Retype all material exactly. Pictures stay out of the copy.

(Collected data entries)
※

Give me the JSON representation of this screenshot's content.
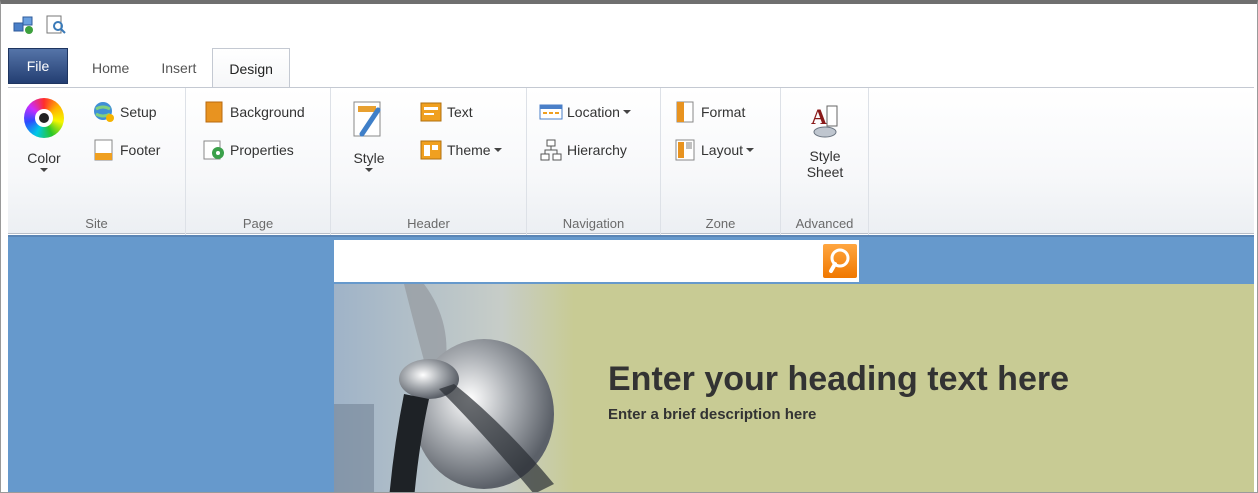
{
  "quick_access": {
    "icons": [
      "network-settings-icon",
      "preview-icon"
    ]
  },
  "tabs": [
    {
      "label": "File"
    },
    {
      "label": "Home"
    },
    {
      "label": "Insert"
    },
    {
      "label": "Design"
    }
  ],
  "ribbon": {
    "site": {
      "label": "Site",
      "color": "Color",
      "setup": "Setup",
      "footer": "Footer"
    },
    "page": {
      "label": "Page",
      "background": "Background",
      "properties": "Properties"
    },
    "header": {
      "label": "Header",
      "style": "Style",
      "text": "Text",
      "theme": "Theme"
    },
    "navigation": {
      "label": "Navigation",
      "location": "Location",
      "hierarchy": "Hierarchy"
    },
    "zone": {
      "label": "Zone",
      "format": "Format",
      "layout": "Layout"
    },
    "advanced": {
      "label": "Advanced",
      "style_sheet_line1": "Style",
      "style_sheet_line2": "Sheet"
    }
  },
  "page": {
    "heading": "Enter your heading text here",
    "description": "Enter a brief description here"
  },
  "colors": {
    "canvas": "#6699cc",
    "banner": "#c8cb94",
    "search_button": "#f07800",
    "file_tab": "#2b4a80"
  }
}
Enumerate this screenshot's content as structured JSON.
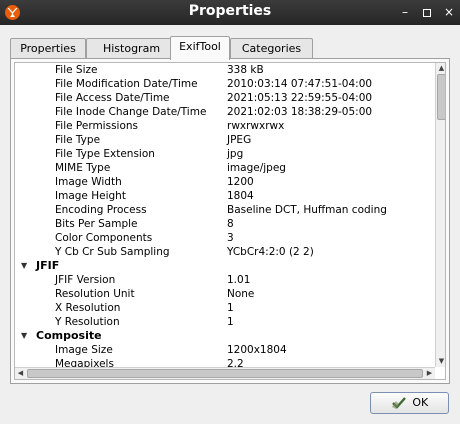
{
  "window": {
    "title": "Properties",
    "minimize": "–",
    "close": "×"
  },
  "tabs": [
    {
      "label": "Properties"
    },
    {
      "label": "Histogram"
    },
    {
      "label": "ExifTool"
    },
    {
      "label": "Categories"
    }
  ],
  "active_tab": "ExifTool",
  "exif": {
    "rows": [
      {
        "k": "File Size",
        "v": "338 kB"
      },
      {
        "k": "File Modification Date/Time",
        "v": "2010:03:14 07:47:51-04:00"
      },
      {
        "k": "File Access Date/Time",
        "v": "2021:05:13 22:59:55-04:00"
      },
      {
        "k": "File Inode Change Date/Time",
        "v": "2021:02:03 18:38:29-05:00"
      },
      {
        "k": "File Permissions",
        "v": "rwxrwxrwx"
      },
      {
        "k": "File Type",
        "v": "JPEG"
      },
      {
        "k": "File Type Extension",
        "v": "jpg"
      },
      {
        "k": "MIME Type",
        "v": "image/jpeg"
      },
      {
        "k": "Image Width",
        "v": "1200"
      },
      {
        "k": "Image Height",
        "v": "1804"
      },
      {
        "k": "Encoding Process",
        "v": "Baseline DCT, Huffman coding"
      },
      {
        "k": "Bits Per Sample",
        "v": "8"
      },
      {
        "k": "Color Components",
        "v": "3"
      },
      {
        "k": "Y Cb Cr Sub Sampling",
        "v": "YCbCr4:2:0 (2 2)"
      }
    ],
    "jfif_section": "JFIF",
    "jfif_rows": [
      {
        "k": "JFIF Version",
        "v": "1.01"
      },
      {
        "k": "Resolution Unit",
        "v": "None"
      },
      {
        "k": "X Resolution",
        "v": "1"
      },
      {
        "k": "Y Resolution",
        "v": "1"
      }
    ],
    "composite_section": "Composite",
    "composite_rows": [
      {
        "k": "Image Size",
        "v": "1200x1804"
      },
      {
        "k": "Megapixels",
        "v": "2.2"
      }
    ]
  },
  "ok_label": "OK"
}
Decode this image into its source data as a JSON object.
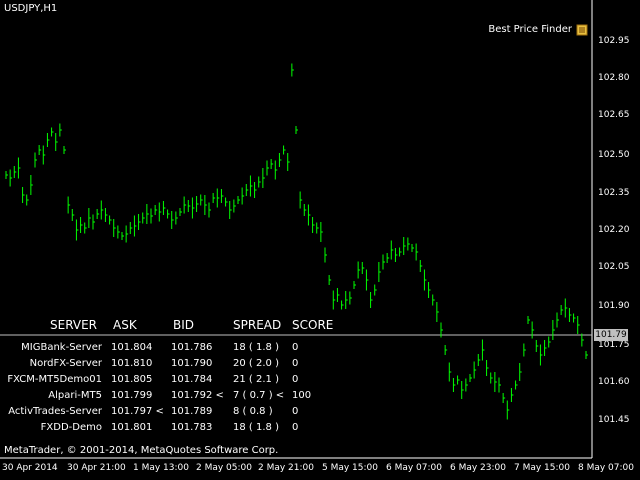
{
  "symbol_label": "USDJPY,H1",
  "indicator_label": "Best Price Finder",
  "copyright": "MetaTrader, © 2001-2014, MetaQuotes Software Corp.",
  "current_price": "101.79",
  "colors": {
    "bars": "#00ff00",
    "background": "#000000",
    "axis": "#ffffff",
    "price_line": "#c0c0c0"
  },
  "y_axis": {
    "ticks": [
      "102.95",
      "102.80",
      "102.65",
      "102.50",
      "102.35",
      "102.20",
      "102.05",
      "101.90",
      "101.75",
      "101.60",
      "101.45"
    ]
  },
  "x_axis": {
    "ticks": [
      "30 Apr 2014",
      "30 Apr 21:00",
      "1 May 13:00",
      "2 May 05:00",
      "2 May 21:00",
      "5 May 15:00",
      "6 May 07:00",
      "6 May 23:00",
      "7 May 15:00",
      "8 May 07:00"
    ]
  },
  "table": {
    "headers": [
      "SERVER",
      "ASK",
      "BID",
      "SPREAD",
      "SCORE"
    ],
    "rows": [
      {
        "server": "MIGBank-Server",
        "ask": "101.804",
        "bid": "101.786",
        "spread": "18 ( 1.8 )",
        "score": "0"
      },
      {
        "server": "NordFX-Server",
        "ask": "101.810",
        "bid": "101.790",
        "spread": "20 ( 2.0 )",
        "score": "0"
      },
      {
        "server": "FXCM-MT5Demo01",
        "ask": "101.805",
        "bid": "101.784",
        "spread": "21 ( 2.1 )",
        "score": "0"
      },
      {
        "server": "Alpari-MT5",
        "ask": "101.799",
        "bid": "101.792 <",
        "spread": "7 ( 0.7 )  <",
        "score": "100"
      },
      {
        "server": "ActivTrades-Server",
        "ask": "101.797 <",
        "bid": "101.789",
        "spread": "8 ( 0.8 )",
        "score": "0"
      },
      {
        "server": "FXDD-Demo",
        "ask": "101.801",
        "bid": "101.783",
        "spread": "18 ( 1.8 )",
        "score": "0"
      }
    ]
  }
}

※

• _EXERCISE SOLUTION_:
Give me the JSON representation of this screenshot's content.
{
  "quick_access": {
    "icons": [
      "network-settings-icon",
      "preview-icon"
    ]
  },
  "tabs": [
    {
      "label": "File"
    },
    {
      "label": "Home"
    },
    {
      "label": "Insert"
    },
    {
      "label": "Design"
    }
  ],
  "ribbon": {
    "site": {
      "label": "Site",
      "color": "Color",
      "setup": "Setup",
      "footer": "Footer"
    },
    "page": {
      "label": "Page",
      "background": "Background",
      "properties": "Properties"
    },
    "header": {
      "label": "Header",
      "style": "Style",
      "text": "Text",
      "theme": "Theme"
    },
    "navigation": {
      "label": "Navigation",
      "location": "Location",
      "hierarchy": "Hierarchy"
    },
    "zone": {
      "label": "Zone",
      "format": "Format",
      "layout": "Layout"
    },
    "advanced": {
      "label": "Advanced",
      "style_sheet_line1": "Style",
      "style_sheet_line2": "Sheet"
    }
  },
  "page": {
    "heading": "Enter your heading text here",
    "description": "Enter a brief description here"
  },
  "colors": {
    "canvas": "#6699cc",
    "banner": "#c8cb94",
    "search_button": "#f07800",
    "file_tab": "#2b4a80"
  }
}
Enumerate this screenshot's content as structured JSON.
{
  "window": {
    "title": "Properties",
    "minimize": "–",
    "close": "×"
  },
  "tabs": [
    {
      "label": "Properties"
    },
    {
      "label": "Histogram"
    },
    {
      "label": "ExifTool"
    },
    {
      "label": "Categories"
    }
  ],
  "active_tab": "ExifTool",
  "exif": {
    "rows": [
      {
        "k": "File Size",
        "v": "338 kB"
      },
      {
        "k": "File Modification Date/Time",
        "v": "2010:03:14 07:47:51-04:00"
      },
      {
        "k": "File Access Date/Time",
        "v": "2021:05:13 22:59:55-04:00"
      },
      {
        "k": "File Inode Change Date/Time",
        "v": "2021:02:03 18:38:29-05:00"
      },
      {
        "k": "File Permissions",
        "v": "rwxrwxrwx"
      },
      {
        "k": "File Type",
        "v": "JPEG"
      },
      {
        "k": "File Type Extension",
        "v": "jpg"
      },
      {
        "k": "MIME Type",
        "v": "image/jpeg"
      },
      {
        "k": "Image Width",
        "v": "1200"
      },
      {
        "k": "Image Height",
        "v": "1804"
      },
      {
        "k": "Encoding Process",
        "v": "Baseline DCT, Huffman coding"
      },
      {
        "k": "Bits Per Sample",
        "v": "8"
      },
      {
        "k": "Color Components",
        "v": "3"
      },
      {
        "k": "Y Cb Cr Sub Sampling",
        "v": "YCbCr4:2:0 (2 2)"
      }
    ],
    "jfif_section": "JFIF",
    "jfif_rows": [
      {
        "k": "JFIF Version",
        "v": "1.01"
      },
      {
        "k": "Resolution Unit",
        "v": "None"
      },
      {
        "k": "X Resolution",
        "v": "1"
      },
      {
        "k": "Y Resolution",
        "v": "1"
      }
    ],
    "composite_section": "Composite",
    "composite_rows": [
      {
        "k": "Image Size",
        "v": "1200x1804"
      },
      {
        "k": "Megapixels",
        "v": "2.2"
      }
    ]
  },
  "ok_label": "OK"
}
Decode this image into its source data as a JSON object.
{
  "symbol_label": "USDJPY,H1",
  "indicator_label": "Best Price Finder",
  "copyright": "MetaTrader, © 2001-2014, MetaQuotes Software Corp.",
  "current_price": "101.79",
  "colors": {
    "bars": "#00ff00",
    "background": "#000000",
    "axis": "#ffffff",
    "price_line": "#c0c0c0"
  },
  "y_axis": {
    "ticks": [
      "102.95",
      "102.80",
      "102.65",
      "102.50",
      "102.35",
      "102.20",
      "102.05",
      "101.90",
      "101.75",
      "101.60",
      "101.45"
    ]
  },
  "x_axis": {
    "ticks": [
      "30 Apr 2014",
      "30 Apr 21:00",
      "1 May 13:00",
      "2 May 05:00",
      "2 May 21:00",
      "5 May 15:00",
      "6 May 07:00",
      "6 May 23:00",
      "7 May 15:00",
      "8 May 07:00"
    ]
  },
  "table": {
    "headers": [
      "SERVER",
      "ASK",
      "BID",
      "SPREAD",
      "SCORE"
    ],
    "rows": [
      {
        "server": "MIGBank-Server",
        "ask": "101.804",
        "bid": "101.786",
        "spread": "18 ( 1.8 )",
        "score": "0"
      },
      {
        "server": "NordFX-Server",
        "ask": "101.810",
        "bid": "101.790",
        "spread": "20 ( 2.0 )",
        "score": "0"
      },
      {
        "server": "FXCM-MT5Demo01",
        "ask": "101.805",
        "bid": "101.784",
        "spread": "21 ( 2.1 )",
        "score": "0"
      },
      {
        "server": "Alpari-MT5",
        "ask": "101.799",
        "bid": "101.792 <",
        "spread": "7 ( 0.7 )  <",
        "score": "100"
      },
      {
        "server": "ActivTrades-Server",
        "ask": "101.797 <",
        "bid": "101.789",
        "spread": "8 ( 0.8 )",
        "score": "0"
      },
      {
        "server": "FXDD-Demo",
        "ask": "101.801",
        "bid": "101.783",
        "spread": "18 ( 1.8 )",
        "score": "0"
      }
    ]
  }
}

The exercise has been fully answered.